| RECORDS FOR THIS EXERCISE |

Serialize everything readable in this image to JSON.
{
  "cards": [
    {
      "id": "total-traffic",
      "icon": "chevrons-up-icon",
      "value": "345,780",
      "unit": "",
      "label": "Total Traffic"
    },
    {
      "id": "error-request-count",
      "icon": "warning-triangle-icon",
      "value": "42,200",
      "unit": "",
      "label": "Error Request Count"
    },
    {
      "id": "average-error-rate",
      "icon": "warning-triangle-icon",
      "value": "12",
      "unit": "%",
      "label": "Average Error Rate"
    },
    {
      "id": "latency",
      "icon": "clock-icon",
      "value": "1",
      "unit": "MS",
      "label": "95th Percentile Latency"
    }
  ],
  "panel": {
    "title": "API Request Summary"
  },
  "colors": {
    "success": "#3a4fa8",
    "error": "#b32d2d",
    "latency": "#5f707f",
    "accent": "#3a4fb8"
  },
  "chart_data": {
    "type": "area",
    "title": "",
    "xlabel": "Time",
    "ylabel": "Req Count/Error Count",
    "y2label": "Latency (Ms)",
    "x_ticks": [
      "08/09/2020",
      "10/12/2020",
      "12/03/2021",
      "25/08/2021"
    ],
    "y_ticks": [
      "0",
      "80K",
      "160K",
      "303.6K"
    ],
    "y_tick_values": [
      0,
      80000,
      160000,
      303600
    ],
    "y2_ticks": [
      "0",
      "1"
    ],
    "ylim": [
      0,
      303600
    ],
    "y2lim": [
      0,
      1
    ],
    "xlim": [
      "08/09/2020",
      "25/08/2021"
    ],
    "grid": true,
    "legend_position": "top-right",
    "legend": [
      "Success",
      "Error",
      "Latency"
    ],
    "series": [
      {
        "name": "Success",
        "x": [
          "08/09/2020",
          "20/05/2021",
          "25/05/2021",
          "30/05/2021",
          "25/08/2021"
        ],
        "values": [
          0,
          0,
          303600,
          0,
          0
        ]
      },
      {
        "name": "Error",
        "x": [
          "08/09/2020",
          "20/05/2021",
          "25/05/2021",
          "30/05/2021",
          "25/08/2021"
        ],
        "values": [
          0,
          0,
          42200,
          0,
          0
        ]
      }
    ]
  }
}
---
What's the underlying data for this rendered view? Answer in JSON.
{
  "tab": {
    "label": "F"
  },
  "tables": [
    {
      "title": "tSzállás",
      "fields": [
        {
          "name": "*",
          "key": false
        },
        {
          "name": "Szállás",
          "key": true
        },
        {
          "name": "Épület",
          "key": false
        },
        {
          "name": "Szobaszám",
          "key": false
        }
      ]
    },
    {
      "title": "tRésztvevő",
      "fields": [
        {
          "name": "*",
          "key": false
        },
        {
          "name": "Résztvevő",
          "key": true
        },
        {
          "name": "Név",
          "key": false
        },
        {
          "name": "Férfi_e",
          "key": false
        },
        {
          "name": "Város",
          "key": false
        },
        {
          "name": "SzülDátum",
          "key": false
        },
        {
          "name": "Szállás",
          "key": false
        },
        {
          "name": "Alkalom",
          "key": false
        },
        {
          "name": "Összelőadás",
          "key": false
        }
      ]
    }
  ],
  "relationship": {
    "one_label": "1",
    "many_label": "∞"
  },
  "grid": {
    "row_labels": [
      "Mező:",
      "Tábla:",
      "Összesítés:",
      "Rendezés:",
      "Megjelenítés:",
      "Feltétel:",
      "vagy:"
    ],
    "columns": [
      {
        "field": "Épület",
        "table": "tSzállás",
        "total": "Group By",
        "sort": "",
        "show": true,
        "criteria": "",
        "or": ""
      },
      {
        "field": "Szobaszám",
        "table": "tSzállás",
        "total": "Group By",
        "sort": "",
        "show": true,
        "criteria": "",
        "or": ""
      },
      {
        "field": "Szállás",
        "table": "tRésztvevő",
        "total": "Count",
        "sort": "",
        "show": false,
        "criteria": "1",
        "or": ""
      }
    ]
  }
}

| GIVEN PROBLEM |
Copy every line that contains the string "JSON".

| SOLUTION TO THIS EXERCISE |
Serialize everything readable in this image to JSON.
What's the underlying data for this rendered view? Answer in JSON.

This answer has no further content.